• [Task objective]
Repeat what the lines below say, word for word, and skip every image.

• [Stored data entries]
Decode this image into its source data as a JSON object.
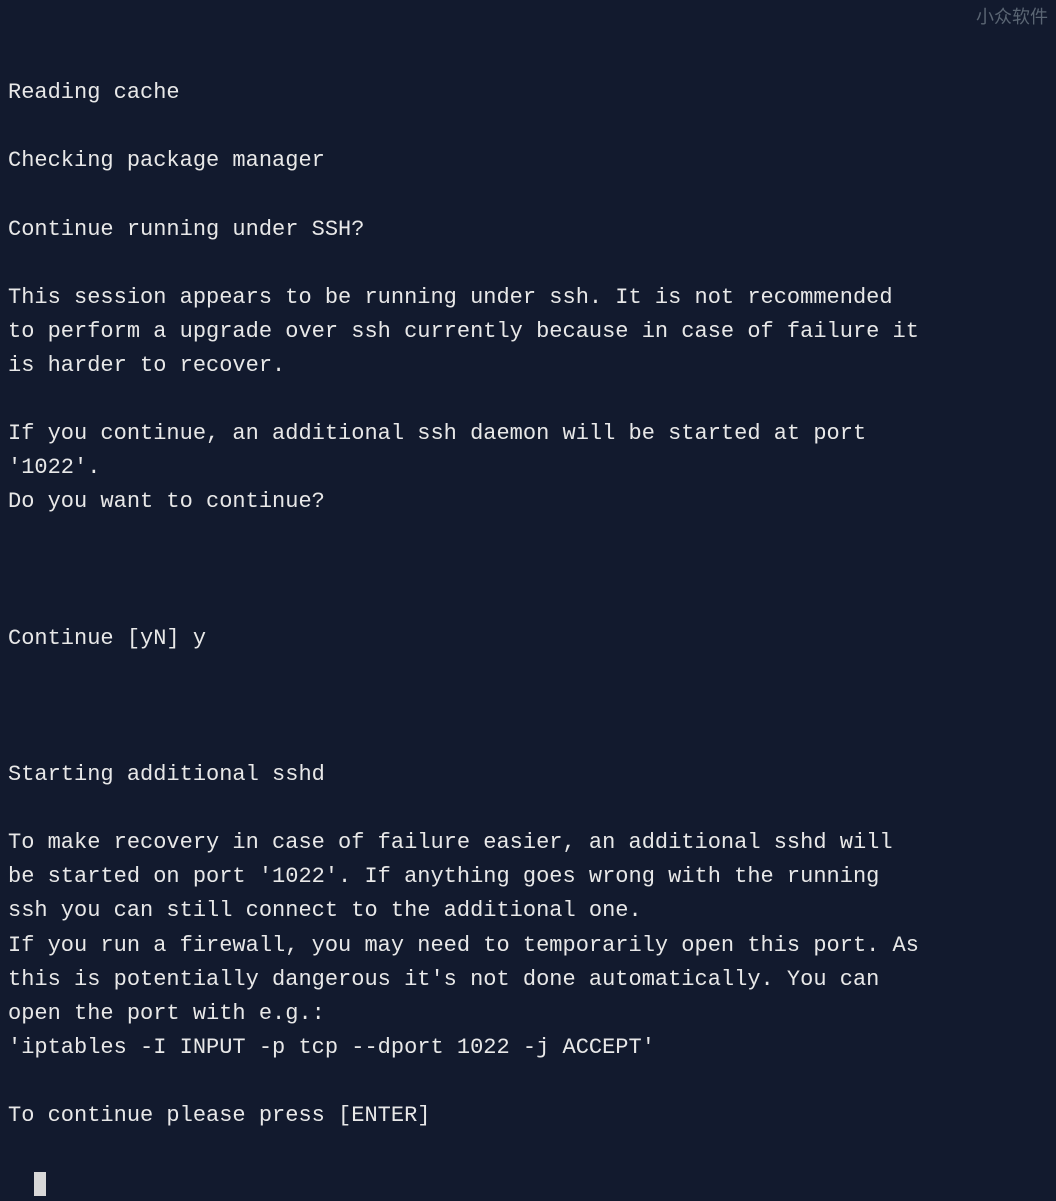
{
  "watermark": "小众软件",
  "terminal": {
    "lines": [
      "Reading cache",
      "",
      "Checking package manager",
      "",
      "Continue running under SSH?",
      "",
      "This session appears to be running under ssh. It is not recommended",
      "to perform a upgrade over ssh currently because in case of failure it",
      "is harder to recover.",
      "",
      "If you continue, an additional ssh daemon will be started at port",
      "'1022'.",
      "Do you want to continue?",
      ""
    ],
    "prompt": "Continue [yN] ",
    "prompt_response": "y",
    "lines_after": [
      "",
      "Starting additional sshd",
      "",
      "To make recovery in case of failure easier, an additional sshd will",
      "be started on port '1022'. If anything goes wrong with the running",
      "ssh you can still connect to the additional one.",
      "If you run a firewall, you may need to temporarily open this port. As",
      "this is potentially dangerous it's not done automatically. You can",
      "open the port with e.g.:",
      "'iptables -I INPUT -p tcp --dport 1022 -j ACCEPT'",
      "",
      "To continue please press [ENTER]"
    ]
  }
}
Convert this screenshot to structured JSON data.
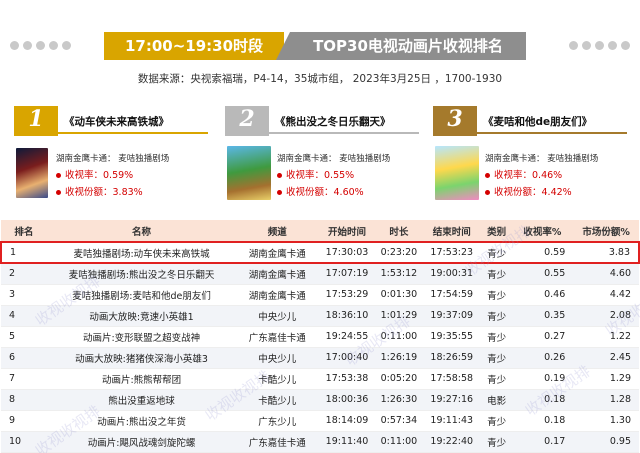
{
  "header": {
    "time_slot": "17:00~19:30时段",
    "title": "TOP30电视动画片收视排名",
    "source": "数据来源：央视索福瑞，P4-14，35城市组，  2023年3月25日 ，1700-1930"
  },
  "top3": [
    {
      "rank": "1",
      "title": "《动车侠未来高铁城》",
      "channel": "湖南金鹰卡通：   麦咭独播剧场",
      "rating_label": "收视率：",
      "rating": "0.59%",
      "share_label": "收视份额：",
      "share": "3.83%",
      "poster_icon": "poster-image"
    },
    {
      "rank": "2",
      "title": "《熊出没之冬日乐翻天》",
      "channel": "湖南金鹰卡通：   麦咭独播剧场",
      "rating_label": "收视率：",
      "rating": "0.55%",
      "share_label": "收视份额：",
      "share": "4.60%",
      "poster_icon": "poster-image"
    },
    {
      "rank": "3",
      "title": "《麦咭和他de朋友们》",
      "channel": "湖南金鹰卡通：   麦咭独播剧场",
      "rating_label": "收视率：",
      "rating": "0.46%",
      "share_label": "收视份额：",
      "share": "4.42%",
      "poster_icon": "poster-image"
    }
  ],
  "table": {
    "headers": [
      "排名",
      "名称",
      "频道",
      "开始时间",
      "时长",
      "结束时间",
      "类别",
      "收视率%",
      "市场份额%"
    ]
  },
  "chart_data": {
    "type": "table",
    "columns": [
      "排名",
      "名称",
      "频道",
      "开始时间",
      "时长",
      "结束时间",
      "类别",
      "收视率%",
      "市场份额%"
    ],
    "rows": [
      [
        "1",
        "麦咭独播剧场:动车侠未来高铁城",
        "湖南金鹰卡通",
        "17:30:03",
        "0:23:20",
        "17:53:23",
        "青少",
        "0.59",
        "3.83"
      ],
      [
        "2",
        "麦咭独播剧场:熊出没之冬日乐翻天",
        "湖南金鹰卡通",
        "17:07:19",
        "1:53:12",
        "19:00:31",
        "青少",
        "0.55",
        "4.60"
      ],
      [
        "3",
        "麦咭独播剧场:麦咭和他de朋友们",
        "湖南金鹰卡通",
        "17:53:29",
        "0:01:30",
        "17:54:59",
        "青少",
        "0.46",
        "4.42"
      ],
      [
        "4",
        "动画大放映:竞速小英雄1",
        "中央少儿",
        "18:36:10",
        "1:01:29",
        "19:37:09",
        "青少",
        "0.35",
        "2.08"
      ],
      [
        "5",
        "动画片:变形联盟之超变战神",
        "广东嘉佳卡通",
        "19:24:55",
        "0:11:00",
        "19:35:55",
        "青少",
        "0.27",
        "1.22"
      ],
      [
        "6",
        "动画大放映:猪猪侠深海小英雄3",
        "中央少儿",
        "17:00:40",
        "1:26:19",
        "18:26:59",
        "青少",
        "0.26",
        "2.45"
      ],
      [
        "7",
        "动画片:熊熊帮帮团",
        "卡酷少儿",
        "17:53:38",
        "0:05:20",
        "17:58:58",
        "青少",
        "0.19",
        "1.29"
      ],
      [
        "8",
        "熊出没重返地球",
        "卡酷少儿",
        "18:00:36",
        "1:26:30",
        "19:27:16",
        "电影",
        "0.18",
        "1.28"
      ],
      [
        "9",
        "动画片:熊出没之年货",
        "广东少儿",
        "18:14:09",
        "0:57:34",
        "19:11:43",
        "青少",
        "0.18",
        "1.30"
      ],
      [
        "10",
        "动画片:飓风战魂剑旋陀螺",
        "广东嘉佳卡通",
        "19:11:40",
        "0:11:00",
        "19:22:40",
        "青少",
        "0.17",
        "0.95"
      ]
    ]
  },
  "watermark": "收视收视排"
}
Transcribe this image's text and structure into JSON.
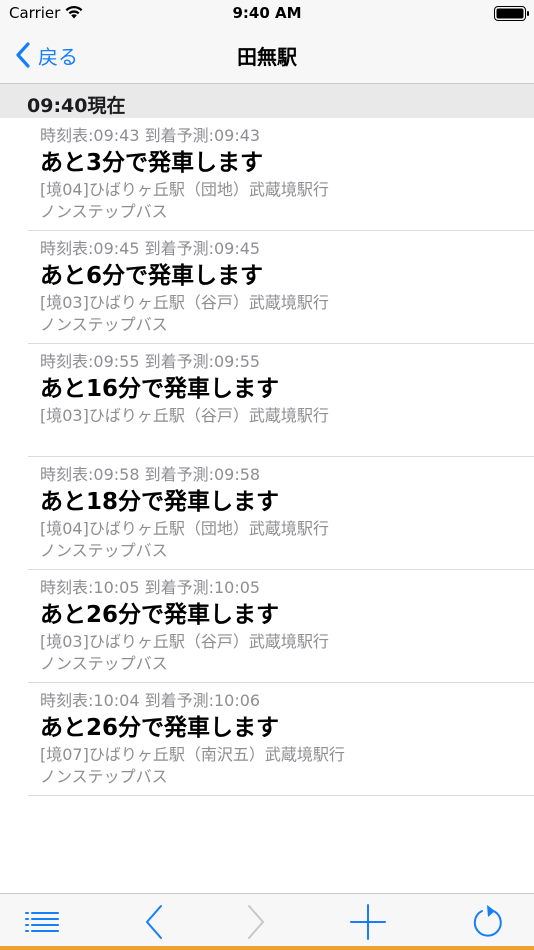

• [Output below]
Decode this image into its source data as a JSON object.
{
  "watermark": "小众软件",
  "terminal": {
    "lines": [
      "Reading cache",
      "",
      "Checking package manager",
      "",
      "Continue running under SSH?",
      "",
      "This session appears to be running under ssh. It is not recommended",
      "to perform a upgrade over ssh currently because in case of failure it",
      "is harder to recover.",
      "",
      "If you continue, an additional ssh daemon will be started at port",
      "'1022'.",
      "Do you want to continue?",
      ""
    ],
    "prompt": "Continue [yN] ",
    "prompt_response": "y",
    "lines_after": [
      "",
      "Starting additional sshd",
      "",
      "To make recovery in case of failure easier, an additional sshd will",
      "be started on port '1022'. If anything goes wrong with the running",
      "ssh you can still connect to the additional one.",
      "If you run a firewall, you may need to temporarily open this port. As",
      "this is potentially dangerous it's not done automatically. You can",
      "open the port with e.g.:",
      "'iptables -I INPUT -p tcp --dport 1022 -j ACCEPT'",
      "",
      "To continue please press [ENTER]"
    ]
  }
}
Convert this screenshot to structured JSON data.
{
  "header": {
    "time_slot": "17:00~19:30时段",
    "title": "TOP30电视动画片收视排名",
    "source": "数据来源：央视索福瑞，P4-14，35城市组，  2023年3月25日 ，1700-1930"
  },
  "top3": [
    {
      "rank": "1",
      "title": "《动车侠未来高铁城》",
      "channel": "湖南金鹰卡通：   麦咭独播剧场",
      "rating_label": "收视率：",
      "rating": "0.59%",
      "share_label": "收视份额：",
      "share": "3.83%",
      "poster_icon": "poster-image"
    },
    {
      "rank": "2",
      "title": "《熊出没之冬日乐翻天》",
      "channel": "湖南金鹰卡通：   麦咭独播剧场",
      "rating_label": "收视率：",
      "rating": "0.55%",
      "share_label": "收视份额：",
      "share": "4.60%",
      "poster_icon": "poster-image"
    },
    {
      "rank": "3",
      "title": "《麦咭和他de朋友们》",
      "channel": "湖南金鹰卡通：   麦咭独播剧场",
      "rating_label": "收视率：",
      "rating": "0.46%",
      "share_label": "收视份额：",
      "share": "4.42%",
      "poster_icon": "poster-image"
    }
  ],
  "table": {
    "headers": [
      "排名",
      "名称",
      "频道",
      "开始时间",
      "时长",
      "结束时间",
      "类别",
      "收视率%",
      "市场份额%"
    ]
  },
  "chart_data": {
    "type": "table",
    "columns": [
      "排名",
      "名称",
      "频道",
      "开始时间",
      "时长",
      "结束时间",
      "类别",
      "收视率%",
      "市场份额%"
    ],
    "rows": [
      [
        "1",
        "麦咭独播剧场:动车侠未来高铁城",
        "湖南金鹰卡通",
        "17:30:03",
        "0:23:20",
        "17:53:23",
        "青少",
        "0.59",
        "3.83"
      ],
      [
        "2",
        "麦咭独播剧场:熊出没之冬日乐翻天",
        "湖南金鹰卡通",
        "17:07:19",
        "1:53:12",
        "19:00:31",
        "青少",
        "0.55",
        "4.60"
      ],
      [
        "3",
        "麦咭独播剧场:麦咭和他de朋友们",
        "湖南金鹰卡通",
        "17:53:29",
        "0:01:30",
        "17:54:59",
        "青少",
        "0.46",
        "4.42"
      ],
      [
        "4",
        "动画大放映:竞速小英雄1",
        "中央少儿",
        "18:36:10",
        "1:01:29",
        "19:37:09",
        "青少",
        "0.35",
        "2.08"
      ],
      [
        "5",
        "动画片:变形联盟之超变战神",
        "广东嘉佳卡通",
        "19:24:55",
        "0:11:00",
        "19:35:55",
        "青少",
        "0.27",
        "1.22"
      ],
      [
        "6",
        "动画大放映:猪猪侠深海小英雄3",
        "中央少儿",
        "17:00:40",
        "1:26:19",
        "18:26:59",
        "青少",
        "0.26",
        "2.45"
      ],
      [
        "7",
        "动画片:熊熊帮帮团",
        "卡酷少儿",
        "17:53:38",
        "0:05:20",
        "17:58:58",
        "青少",
        "0.19",
        "1.29"
      ],
      [
        "8",
        "熊出没重返地球",
        "卡酷少儿",
        "18:00:36",
        "1:26:30",
        "19:27:16",
        "电影",
        "0.18",
        "1.28"
      ],
      [
        "9",
        "动画片:熊出没之年货",
        "广东少儿",
        "18:14:09",
        "0:57:34",
        "19:11:43",
        "青少",
        "0.18",
        "1.30"
      ],
      [
        "10",
        "动画片:飓风战魂剑旋陀螺",
        "广东嘉佳卡通",
        "19:11:40",
        "0:11:00",
        "19:22:40",
        "青少",
        "0.17",
        "0.95"
      ]
    ]
  },
  "watermark": "收视收视排"
}
Transcribe this image's text and structure into JSON.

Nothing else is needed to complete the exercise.